--- start of Given information ---

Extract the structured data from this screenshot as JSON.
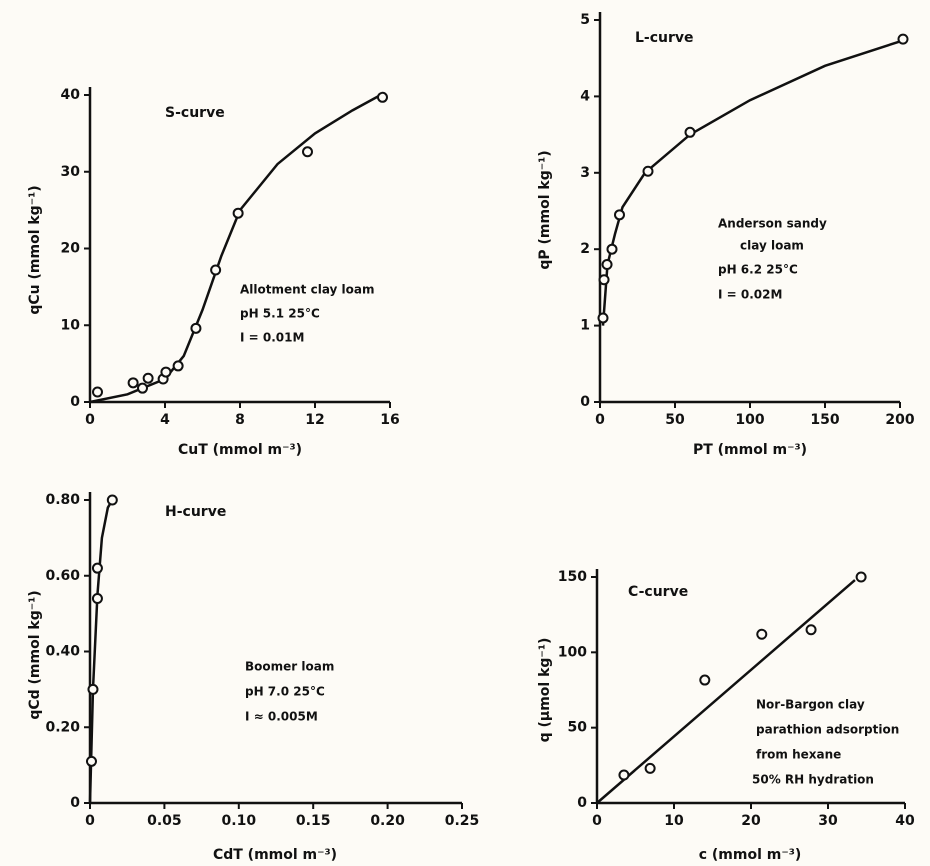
{
  "chart_data": [
    {
      "type": "scatter",
      "x_label": "CuT (mmol m⁻³)",
      "y_label": "qCu (mmol kg⁻¹)",
      "annotations": [
        "S-curve",
        "Allotment clay loam",
        "pH 5.1   25°C",
        "I = 0.01M"
      ],
      "x": [
        0.4,
        2.3,
        2.8,
        3.1,
        3.9,
        4.05,
        4.7,
        5.65,
        6.7,
        7.9,
        11.6,
        15.6
      ],
      "values": [
        1.3,
        2.5,
        1.8,
        3.1,
        3.0,
        3.9,
        4.7,
        9.6,
        17.2,
        24.6,
        32.6,
        39.7
      ],
      "curve": {
        "x": [
          0,
          2,
          4,
          5,
          6,
          7,
          8,
          10,
          12,
          14,
          15.5
        ],
        "values": [
          0,
          1,
          3,
          6,
          12,
          19,
          25,
          31,
          35,
          38,
          40
        ]
      },
      "color": "#111111",
      "xlim": [
        0,
        16
      ],
      "ylim": [
        0,
        40
      ],
      "xticks": [
        0,
        4,
        8,
        12,
        16
      ],
      "yticks": [
        0,
        10,
        20,
        30,
        40
      ]
    },
    {
      "type": "scatter",
      "x_label": "PT (mmol m⁻³)",
      "y_label": "qP (mmol kg⁻¹)",
      "annotations": [
        "L-curve",
        "Anderson sandy",
        "clay loam",
        "pH 6.2   25°C",
        "I = 0.02M"
      ],
      "x": [
        2,
        2.7,
        4.7,
        8,
        13,
        32,
        60,
        202
      ],
      "values": [
        1.1,
        1.6,
        1.8,
        2.0,
        2.45,
        3.02,
        3.53,
        4.75
      ],
      "curve": {
        "x": [
          2,
          5,
          10,
          15,
          30,
          60,
          100,
          150,
          200
        ],
        "values": [
          1,
          1.8,
          2.2,
          2.55,
          3.0,
          3.5,
          3.95,
          4.4,
          4.72
        ]
      },
      "color": "#111111",
      "xlim": [
        0,
        200
      ],
      "ylim": [
        0,
        5
      ],
      "xticks": [
        0,
        50,
        100,
        150,
        200
      ],
      "yticks": [
        0,
        1,
        2,
        3,
        4,
        5
      ]
    },
    {
      "type": "scatter",
      "x_label": "CdT (mmol m⁻³)",
      "y_label": "qCd (mmol kg⁻¹)",
      "annotations": [
        "H-curve",
        "Boomer loam",
        "pH 7.0   25°C",
        "I ≈ 0.005M"
      ],
      "x": [
        0.001,
        0.002,
        0.005,
        0.005,
        0.015
      ],
      "values": [
        0.11,
        0.3,
        0.54,
        0.62,
        0.8
      ],
      "curve": {
        "x": [
          0,
          0.002,
          0.005,
          0.008,
          0.012,
          0.015
        ],
        "values": [
          0,
          0.3,
          0.55,
          0.7,
          0.78,
          0.8
        ]
      },
      "color": "#111111",
      "xlim": [
        0,
        0.25
      ],
      "ylim": [
        0,
        0.8
      ],
      "xticks": [
        0,
        0.05,
        {
          "value": 0.1,
          "label": "0.10"
        },
        0.15,
        {
          "value": 0.2,
          "label": "0.20"
        },
        0.25
      ],
      "yticks": [
        0,
        {
          "value": 0.2,
          "label": "0.20"
        },
        {
          "value": 0.4,
          "label": "0.40"
        },
        {
          "value": 0.6,
          "label": "0.60"
        },
        {
          "value": 0.8,
          "label": "0.80"
        }
      ]
    },
    {
      "type": "scatter",
      "x_label": "c (mmol m⁻³)",
      "y_label": "q (μmol kg⁻¹)",
      "annotations": [
        "C-curve",
        "Nor-Bargon clay",
        "parathion adsorption",
        "from hexane",
        "50% RH hydration"
      ],
      "x": [
        3.5,
        6.9,
        14,
        21.4,
        27.8,
        34.3
      ],
      "values": [
        18.6,
        23,
        81.6,
        112,
        115,
        150
      ],
      "curve": {
        "x": [
          0,
          33.5
        ],
        "values": [
          0,
          148
        ]
      },
      "color": "#111111",
      "xlim": [
        0,
        40
      ],
      "ylim": [
        0,
        150
      ],
      "xticks": [
        0,
        10,
        20,
        30,
        40
      ],
      "yticks": [
        0,
        50,
        100,
        150
      ]
    }
  ]
}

--- end of Given information ---

Stated goal → Copy the data word for word. Pictures do not go in the copy.

Response for this exercise →
Extract the structured data from this screenshot as JSON.
{
  "chart_data": [
    {
      "type": "scatter",
      "x_label": "CuT (mmol m⁻³)",
      "y_label": "qCu (mmol kg⁻¹)",
      "annotations": [
        "S-curve",
        "Allotment clay loam",
        "pH 5.1   25°C",
        "I = 0.01M"
      ],
      "x": [
        0.4,
        2.3,
        2.8,
        3.1,
        3.9,
        4.05,
        4.7,
        5.65,
        6.7,
        7.9,
        11.6,
        15.6
      ],
      "values": [
        1.3,
        2.5,
        1.8,
        3.1,
        3.0,
        3.9,
        4.7,
        9.6,
        17.2,
        24.6,
        32.6,
        39.7
      ],
      "curve": {
        "x": [
          0,
          2,
          4,
          5,
          6,
          7,
          8,
          10,
          12,
          14,
          15.5
        ],
        "values": [
          0,
          1,
          3,
          6,
          12,
          19,
          25,
          31,
          35,
          38,
          40
        ]
      },
      "color": "#111111",
      "xlim": [
        0,
        16
      ],
      "ylim": [
        0,
        40
      ],
      "xticks": [
        0,
        4,
        8,
        12,
        16
      ],
      "yticks": [
        0,
        10,
        20,
        30,
        40
      ]
    },
    {
      "type": "scatter",
      "x_label": "PT (mmol m⁻³)",
      "y_label": "qP (mmol kg⁻¹)",
      "annotations": [
        "L-curve",
        "Anderson sandy",
        "clay loam",
        "pH 6.2   25°C",
        "I = 0.02M"
      ],
      "x": [
        2,
        2.7,
        4.7,
        8,
        13,
        32,
        60,
        202
      ],
      "values": [
        1.1,
        1.6,
        1.8,
        2.0,
        2.45,
        3.02,
        3.53,
        4.75
      ],
      "curve": {
        "x": [
          2,
          5,
          10,
          15,
          30,
          60,
          100,
          150,
          200
        ],
        "values": [
          1,
          1.8,
          2.2,
          2.55,
          3.0,
          3.5,
          3.95,
          4.4,
          4.72
        ]
      },
      "color": "#111111",
      "xlim": [
        0,
        200
      ],
      "ylim": [
        0,
        5
      ],
      "xticks": [
        0,
        50,
        100,
        150,
        200
      ],
      "yticks": [
        0,
        1,
        2,
        3,
        4,
        5
      ]
    },
    {
      "type": "scatter",
      "x_label": "CdT (mmol m⁻³)",
      "y_label": "qCd (mmol kg⁻¹)",
      "annotations": [
        "H-curve",
        "Boomer loam",
        "pH 7.0   25°C",
        "I ≈ 0.005M"
      ],
      "x": [
        0.001,
        0.002,
        0.005,
        0.005,
        0.015
      ],
      "values": [
        0.11,
        0.3,
        0.54,
        0.62,
        0.8
      ],
      "curve": {
        "x": [
          0,
          0.002,
          0.005,
          0.008,
          0.012,
          0.015
        ],
        "values": [
          0,
          0.3,
          0.55,
          0.7,
          0.78,
          0.8
        ]
      },
      "color": "#111111",
      "xlim": [
        0,
        0.25
      ],
      "ylim": [
        0,
        0.8
      ],
      "xticks": [
        0,
        0.05,
        {
          "value": 0.1,
          "label": "0.10"
        },
        0.15,
        {
          "value": 0.2,
          "label": "0.20"
        },
        0.25
      ],
      "yticks": [
        0,
        {
          "value": 0.2,
          "label": "0.20"
        },
        {
          "value": 0.4,
          "label": "0.40"
        },
        {
          "value": 0.6,
          "label": "0.60"
        },
        {
          "value": 0.8,
          "label": "0.80"
        }
      ]
    },
    {
      "type": "scatter",
      "x_label": "c (mmol m⁻³)",
      "y_label": "q (μmol kg⁻¹)",
      "annotations": [
        "C-curve",
        "Nor-Bargon clay",
        "parathion adsorption",
        "from hexane",
        "50% RH hydration"
      ],
      "x": [
        3.5,
        6.9,
        14,
        21.4,
        27.8,
        34.3
      ],
      "values": [
        18.6,
        23,
        81.6,
        112,
        115,
        150
      ],
      "curve": {
        "x": [
          0,
          33.5
        ],
        "values": [
          0,
          148
        ]
      },
      "color": "#111111",
      "xlim": [
        0,
        40
      ],
      "ylim": [
        0,
        150
      ],
      "xticks": [
        0,
        10,
        20,
        30,
        40
      ],
      "yticks": [
        0,
        50,
        100,
        150
      ]
    }
  ]
}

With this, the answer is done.